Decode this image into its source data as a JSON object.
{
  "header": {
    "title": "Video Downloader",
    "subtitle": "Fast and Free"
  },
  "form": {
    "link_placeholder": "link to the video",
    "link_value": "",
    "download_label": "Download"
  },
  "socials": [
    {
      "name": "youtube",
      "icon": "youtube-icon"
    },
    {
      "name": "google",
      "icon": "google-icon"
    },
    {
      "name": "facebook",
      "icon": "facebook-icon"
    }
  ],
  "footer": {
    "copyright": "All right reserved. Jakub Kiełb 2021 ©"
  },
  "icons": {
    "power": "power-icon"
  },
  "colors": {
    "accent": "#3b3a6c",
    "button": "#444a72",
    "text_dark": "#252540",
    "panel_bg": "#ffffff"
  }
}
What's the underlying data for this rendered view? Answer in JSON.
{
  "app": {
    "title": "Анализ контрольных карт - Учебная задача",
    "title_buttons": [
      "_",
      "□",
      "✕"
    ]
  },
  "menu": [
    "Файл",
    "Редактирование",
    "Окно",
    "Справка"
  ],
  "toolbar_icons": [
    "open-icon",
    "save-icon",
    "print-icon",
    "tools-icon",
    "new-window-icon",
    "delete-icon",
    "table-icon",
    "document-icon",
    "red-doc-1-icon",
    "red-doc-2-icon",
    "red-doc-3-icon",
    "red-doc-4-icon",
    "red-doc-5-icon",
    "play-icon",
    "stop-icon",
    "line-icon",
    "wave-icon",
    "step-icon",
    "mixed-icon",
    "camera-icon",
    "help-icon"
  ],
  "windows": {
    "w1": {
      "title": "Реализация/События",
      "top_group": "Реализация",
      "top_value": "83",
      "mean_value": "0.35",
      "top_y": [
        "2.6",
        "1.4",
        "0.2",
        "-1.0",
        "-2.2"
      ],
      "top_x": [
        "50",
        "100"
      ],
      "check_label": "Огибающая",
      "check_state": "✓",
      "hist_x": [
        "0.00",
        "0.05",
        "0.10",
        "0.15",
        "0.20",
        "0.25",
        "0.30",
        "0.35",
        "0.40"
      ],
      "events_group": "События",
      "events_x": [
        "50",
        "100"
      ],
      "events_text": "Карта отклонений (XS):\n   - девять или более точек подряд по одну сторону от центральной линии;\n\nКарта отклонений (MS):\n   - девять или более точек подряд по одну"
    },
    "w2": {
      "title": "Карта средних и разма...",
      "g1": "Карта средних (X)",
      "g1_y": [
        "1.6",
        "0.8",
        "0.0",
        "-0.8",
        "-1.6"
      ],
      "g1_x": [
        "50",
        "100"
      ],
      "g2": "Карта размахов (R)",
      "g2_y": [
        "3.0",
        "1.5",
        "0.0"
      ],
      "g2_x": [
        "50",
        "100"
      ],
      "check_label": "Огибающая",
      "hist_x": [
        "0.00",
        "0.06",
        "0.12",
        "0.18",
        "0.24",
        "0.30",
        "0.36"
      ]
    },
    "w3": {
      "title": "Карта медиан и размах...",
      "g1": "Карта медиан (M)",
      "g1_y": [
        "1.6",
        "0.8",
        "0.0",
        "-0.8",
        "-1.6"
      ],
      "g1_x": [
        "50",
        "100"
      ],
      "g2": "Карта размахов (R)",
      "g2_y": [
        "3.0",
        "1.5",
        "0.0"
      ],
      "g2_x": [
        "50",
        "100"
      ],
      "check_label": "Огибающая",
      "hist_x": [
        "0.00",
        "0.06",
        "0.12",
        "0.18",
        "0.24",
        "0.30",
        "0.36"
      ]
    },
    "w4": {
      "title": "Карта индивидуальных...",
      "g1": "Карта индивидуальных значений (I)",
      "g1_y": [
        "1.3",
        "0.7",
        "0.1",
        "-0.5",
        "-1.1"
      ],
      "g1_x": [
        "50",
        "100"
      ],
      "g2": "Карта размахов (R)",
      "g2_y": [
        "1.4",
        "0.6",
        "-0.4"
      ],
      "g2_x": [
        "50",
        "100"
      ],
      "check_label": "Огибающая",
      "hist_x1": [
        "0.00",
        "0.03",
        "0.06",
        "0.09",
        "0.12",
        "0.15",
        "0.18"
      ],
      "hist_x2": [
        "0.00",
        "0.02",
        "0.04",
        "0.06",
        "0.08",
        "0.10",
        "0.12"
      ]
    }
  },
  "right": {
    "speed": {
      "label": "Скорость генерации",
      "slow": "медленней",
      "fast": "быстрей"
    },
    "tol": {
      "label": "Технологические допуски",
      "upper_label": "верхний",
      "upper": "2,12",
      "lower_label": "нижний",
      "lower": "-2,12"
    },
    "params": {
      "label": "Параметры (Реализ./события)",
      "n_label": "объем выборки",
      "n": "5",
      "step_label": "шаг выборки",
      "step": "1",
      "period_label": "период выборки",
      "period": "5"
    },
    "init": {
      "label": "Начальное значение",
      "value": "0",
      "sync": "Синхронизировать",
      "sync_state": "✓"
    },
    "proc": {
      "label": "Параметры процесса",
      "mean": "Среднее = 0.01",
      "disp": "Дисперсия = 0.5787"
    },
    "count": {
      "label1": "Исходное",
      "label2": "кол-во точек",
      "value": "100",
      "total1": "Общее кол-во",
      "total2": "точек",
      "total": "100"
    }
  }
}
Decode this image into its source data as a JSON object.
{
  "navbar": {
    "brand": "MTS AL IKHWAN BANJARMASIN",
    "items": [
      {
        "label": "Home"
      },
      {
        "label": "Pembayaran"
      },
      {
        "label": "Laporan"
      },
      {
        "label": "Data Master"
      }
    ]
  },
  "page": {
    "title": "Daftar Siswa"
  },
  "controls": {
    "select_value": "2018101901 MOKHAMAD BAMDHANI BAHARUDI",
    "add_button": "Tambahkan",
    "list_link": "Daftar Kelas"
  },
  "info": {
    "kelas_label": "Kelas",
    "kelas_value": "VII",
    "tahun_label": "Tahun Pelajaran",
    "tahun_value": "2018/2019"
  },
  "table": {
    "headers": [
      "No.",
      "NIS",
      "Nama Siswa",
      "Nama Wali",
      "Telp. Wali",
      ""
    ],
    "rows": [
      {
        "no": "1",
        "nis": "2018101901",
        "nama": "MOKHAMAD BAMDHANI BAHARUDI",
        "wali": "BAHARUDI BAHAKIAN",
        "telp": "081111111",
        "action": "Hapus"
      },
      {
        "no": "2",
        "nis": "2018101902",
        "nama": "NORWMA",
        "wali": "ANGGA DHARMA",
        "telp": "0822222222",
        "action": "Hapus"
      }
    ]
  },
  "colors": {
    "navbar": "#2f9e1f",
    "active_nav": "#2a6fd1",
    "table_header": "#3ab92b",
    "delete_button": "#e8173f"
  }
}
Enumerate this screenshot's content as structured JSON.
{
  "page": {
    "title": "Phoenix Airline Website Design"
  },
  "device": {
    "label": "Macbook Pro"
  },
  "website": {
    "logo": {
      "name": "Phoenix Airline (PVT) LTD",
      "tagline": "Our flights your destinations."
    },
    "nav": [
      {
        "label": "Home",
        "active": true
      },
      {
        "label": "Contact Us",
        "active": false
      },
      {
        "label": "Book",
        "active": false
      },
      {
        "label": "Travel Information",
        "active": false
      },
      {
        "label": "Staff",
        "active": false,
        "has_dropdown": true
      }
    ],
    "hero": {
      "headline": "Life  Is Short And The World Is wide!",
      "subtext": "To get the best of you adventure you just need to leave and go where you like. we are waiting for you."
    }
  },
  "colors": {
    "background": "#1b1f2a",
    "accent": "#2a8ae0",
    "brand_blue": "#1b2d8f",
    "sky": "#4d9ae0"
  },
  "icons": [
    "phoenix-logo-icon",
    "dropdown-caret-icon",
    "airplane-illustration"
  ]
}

· · ·

- [REQUIREMENTS]: Search the entries for the word "Реализация" and gather every line where it appears.

- [ANSWER FOR THIS EXERCISE]:
      "title": "Реализация/События",
      "top_group": "Реализация",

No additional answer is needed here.